Copy nothing but the text: repeat each entry exactly and drop the images.

┄┄┄┄┄┄┄┄┄┄

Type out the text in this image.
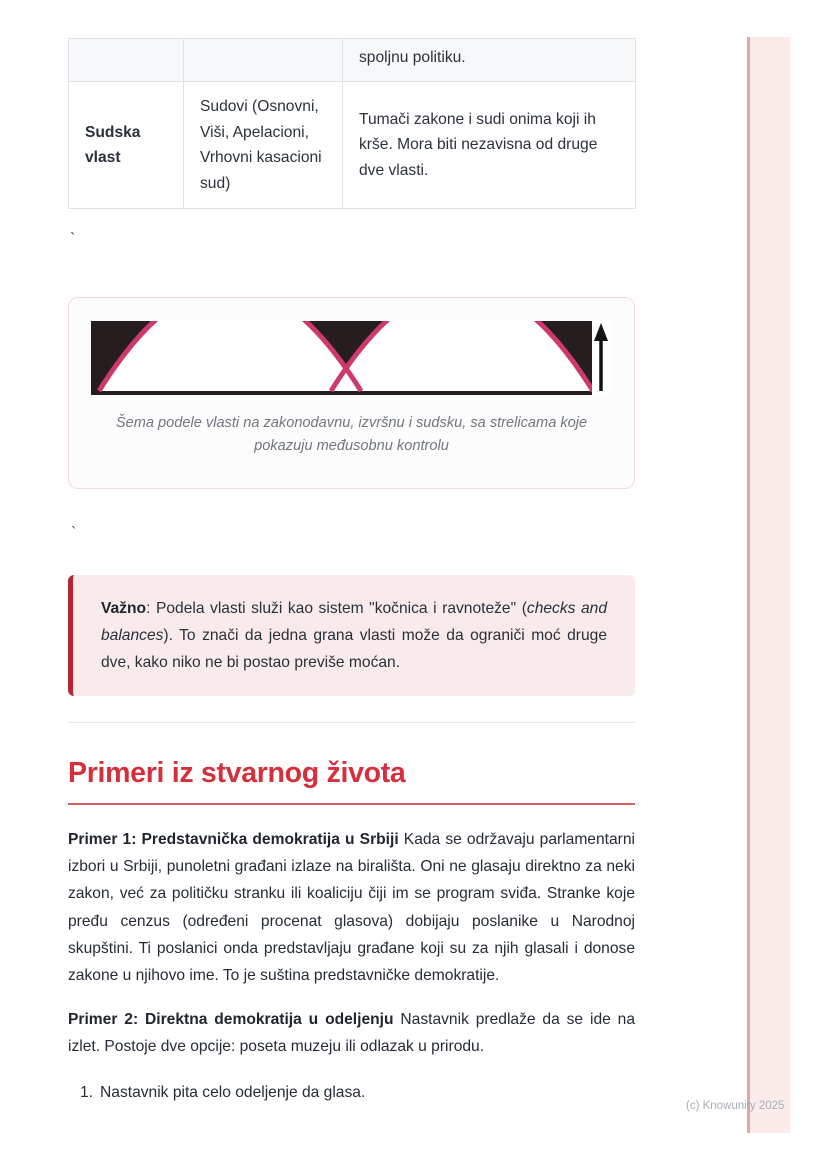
		spoljnu politiku.
Sudska vlast	Sudovi (Osnovni, Viši, Apelacioni, Vrhovni kasacioni sud)	Tumači zakone i sudi onima koji ih krše. Mora biti nezavisna od druge dve vlasti.
`
Šema podele vlasti na zakonodavnu, izvršnu i sudsku, sa strelicama koje pokazuju međusobnu kontrolu
`
Važno: Podela vlasti služi kao sistem "kočnica i ravnoteže" (checks and balances). To znači da jedna grana vlasti može da ograniči moć druge dve, kako niko ne bi postao previše moćan.
Primeri iz stvarnog života

Primer 1: Predstavnička demokratija u Srbiji Kada se održavaju parlamentarni izbori u Srbiji, punoletni građani izlaze na birališta. Oni ne glasaju direktno za neki zakon, već za političku stranku ili koaliciju čiji im se program sviđa. Stranke koje pređu cenzus (određeni procenat glasova) dobijaju poslanike u Narodnoj skupštini. Ti poslanici onda predstavljaju građane koji su za njih glasali i donose zakone u njihovo ime. To je suština predstavničke demokratije.

Primer 2: Direktna demokratija u odeljenju Nastavnik predlaže da se ide na izlet. Postoje dve opcije: poseta muzeju ili odlazak u prirodu.

1. Nastavnik pita celo odeljenje da glasa.
(c) Knowunity 2025
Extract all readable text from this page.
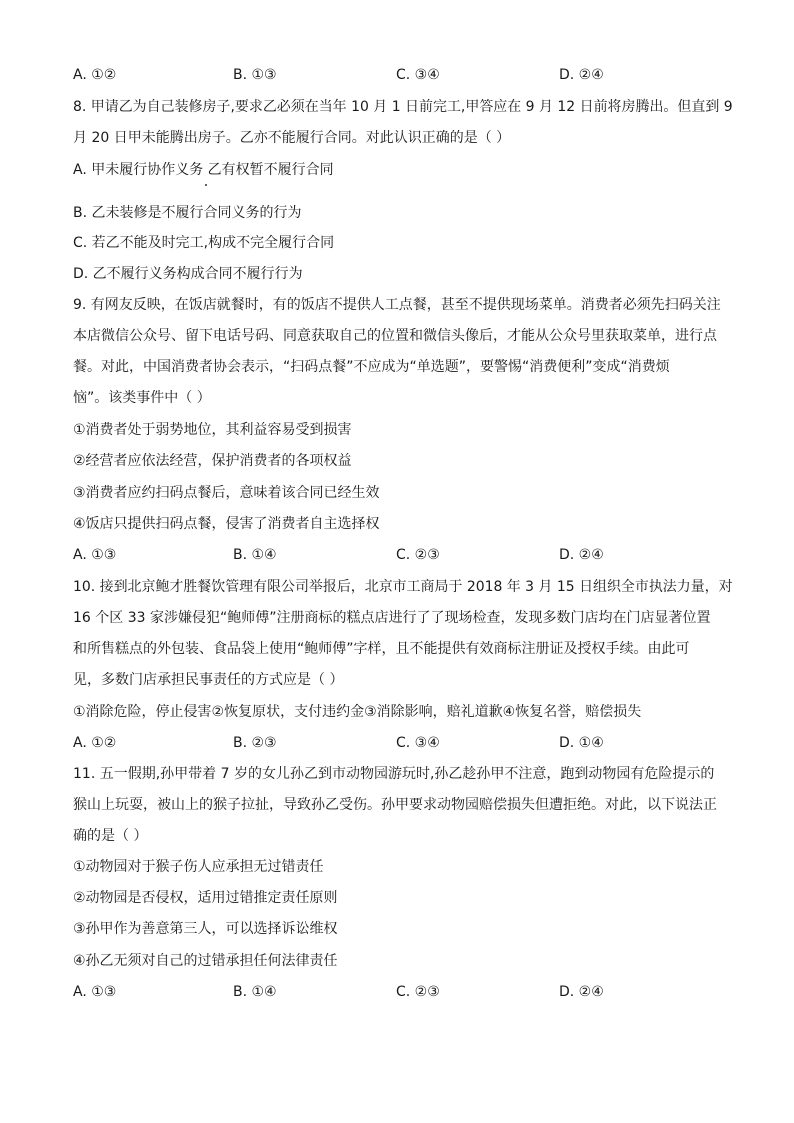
A. ①②	B. ①③	C. ③④	D. ②④
8. 甲请乙为自己装修房子,要求乙必须在当年 10 月 1 日前完工,甲答应在 9 月 12 日前将房腾出。但直到 9
月 20 日甲未能腾出房子。乙亦不能履行合同。对此认识正确的是（ ）
A. 甲未履行协作义务 乙有权暂不履行合同
B. 乙未装修是不履行合同义务的行为
C. 若乙不能及时完工,构成不完全履行合同
D. 乙不履行义务构成合同不履行行为
9. 有网友反映，在饭店就餐时，有的饭店不提供人工点餐，甚至不提供现场菜单。消费者必须先扫码关注
本店微信公众号、留下电话号码、同意获取自己的位置和微信头像后，才能从公众号里获取菜单，进行点
餐。对此，中国消费者协会表示，“扫码点餐”不应成为“单选题”，要警惕“消费便利”变成“消费烦
恼”。该类事件中（ ）
①消费者处于弱势地位，其利益容易受到损害
②经营者应依法经营，保护消费者的各项权益
③消费者应约扫码点餐后，意味着该合同已经生效
④饭店只提供扫码点餐，侵害了消费者自主选择权
A. ①③	B. ①④	C. ②③	D. ②④
10. 接到北京鲍才胜餐饮管理有限公司举报后，北京市工商局于 2018 年 3 月 15 日组织全市执法力量，对
16 个区 33 家涉嫌侵犯“鲍师傅”注册商标的糕点店进行了了现场检查，发现多数门店均在门店显著位置
和所售糕点的外包装、食品袋上使用“鲍师傅”字样，且不能提供有效商标注册证及授权手续。由此可
见，多数门店承担民事责任的方式应是（ ）
①消除危险，停止侵害②恢复原状，支付违约金③消除影响，赔礼道歉④恢复名誉，赔偿损失
A. ①②	B. ②③	C. ③④	D. ①④
11. 五一假期,孙甲带着 7 岁的女儿孙乙到市动物园游玩时,孙乙趁孙甲不注意，跑到动物园有危险提示的
猴山上玩耍，被山上的猴子拉扯，导致孙乙受伤。孙甲要求动物园赔偿损失但遭拒绝。对此，以下说法正
确的是（ ）
①动物园对于猴子伤人应承担无过错责任
②动物园是否侵权，适用过错推定责任原则
③孙甲作为善意第三人，可以选择诉讼维权
④孙乙无须对自己的过错承担任何法律责任
A. ①③	B. ①④	C. ②③	D. ②④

┄┄┄┄┄┄┄┄┄┄

Solution below:
Type out the text in this image.
		spoljnu politiku.
Sudska vlast	Sudovi (Osnovni, Viši, Apelacioni, Vrhovni kasacioni sud)	Tumači zakone i sudi onima koji ih krše. Mora biti nezavisna od druge dve vlasti.
`
Šema podele vlasti na zakonodavnu, izvršnu i sudsku, sa strelicama koje pokazuju međusobnu kontrolu
`
Važno: Podela vlasti služi kao sistem "kočnica i ravnoteže" (checks and balances). To znači da jedna grana vlasti može da ograniči moć druge dve, kako niko ne bi postao previše moćan.
Primeri iz stvarnog života

Primer 1: Predstavnička demokratija u Srbiji Kada se održavaju parlamentarni izbori u Srbiji, punoletni građani izlaze na birališta. Oni ne glasaju direktno za neki zakon, već za političku stranku ili koaliciju čiji im se program sviđa. Stranke koje pređu cenzus (određeni procenat glasova) dobijaju poslanike u Narodnoj skupštini. Ti poslanici onda predstavljaju građane koji su za njih glasali i donose zakone u njihovo ime. To je suština predstavničke demokratije.

Primer 2: Direktna demokratija u odeljenju Nastavnik predlaže da se ide na izlet. Postoje dve opcije: poseta muzeju ili odlazak u prirodu.

1. Nastavnik pita celo odeljenje da glasa.
(c) Knowunity 2025
Extract all readable text from this page.
A. ①②	B. ①③	C. ③④	D. ②④
8. 甲请乙为自己装修房子,要求乙必须在当年 10 月 1 日前完工,甲答应在 9 月 12 日前将房腾出。但直到 9
月 20 日甲未能腾出房子。乙亦不能履行合同。对此认识正确的是（ ）
A. 甲未履行协作义务 乙有权暂不履行合同
B. 乙未装修是不履行合同义务的行为
C. 若乙不能及时完工,构成不完全履行合同
D. 乙不履行义务构成合同不履行行为
9. 有网友反映，在饭店就餐时，有的饭店不提供人工点餐，甚至不提供现场菜单。消费者必须先扫码关注
本店微信公众号、留下电话号码、同意获取自己的位置和微信头像后，才能从公众号里获取菜单，进行点
餐。对此，中国消费者协会表示，“扫码点餐”不应成为“单选题”，要警惕“消费便利”变成“消费烦
恼”。该类事件中（ ）
①消费者处于弱势地位，其利益容易受到损害
②经营者应依法经营，保护消费者的各项权益
③消费者应约扫码点餐后，意味着该合同已经生效
④饭店只提供扫码点餐，侵害了消费者自主选择权
A. ①③	B. ①④	C. ②③	D. ②④
10. 接到北京鲍才胜餐饮管理有限公司举报后，北京市工商局于 2018 年 3 月 15 日组织全市执法力量，对
16 个区 33 家涉嫌侵犯“鲍师傅”注册商标的糕点店进行了了现场检查，发现多数门店均在门店显著位置
和所售糕点的外包装、食品袋上使用“鲍师傅”字样，且不能提供有效商标注册证及授权手续。由此可
见，多数门店承担民事责任的方式应是（ ）
①消除危险，停止侵害②恢复原状，支付违约金③消除影响，赔礼道歉④恢复名誉，赔偿损失
A. ①②	B. ②③	C. ③④	D. ①④
11. 五一假期,孙甲带着 7 岁的女儿孙乙到市动物园游玩时,孙乙趁孙甲不注意，跑到动物园有危险提示的
猴山上玩耍，被山上的猴子拉扯，导致孙乙受伤。孙甲要求动物园赔偿损失但遭拒绝。对此，以下说法正
确的是（ ）
①动物园对于猴子伤人应承担无过错责任
②动物园是否侵权，适用过错推定责任原则
③孙甲作为善意第三人，可以选择诉讼维权
④孙乙无须对自己的过错承担任何法律责任
A. ①③	B. ①④	C. ②③	D. ②④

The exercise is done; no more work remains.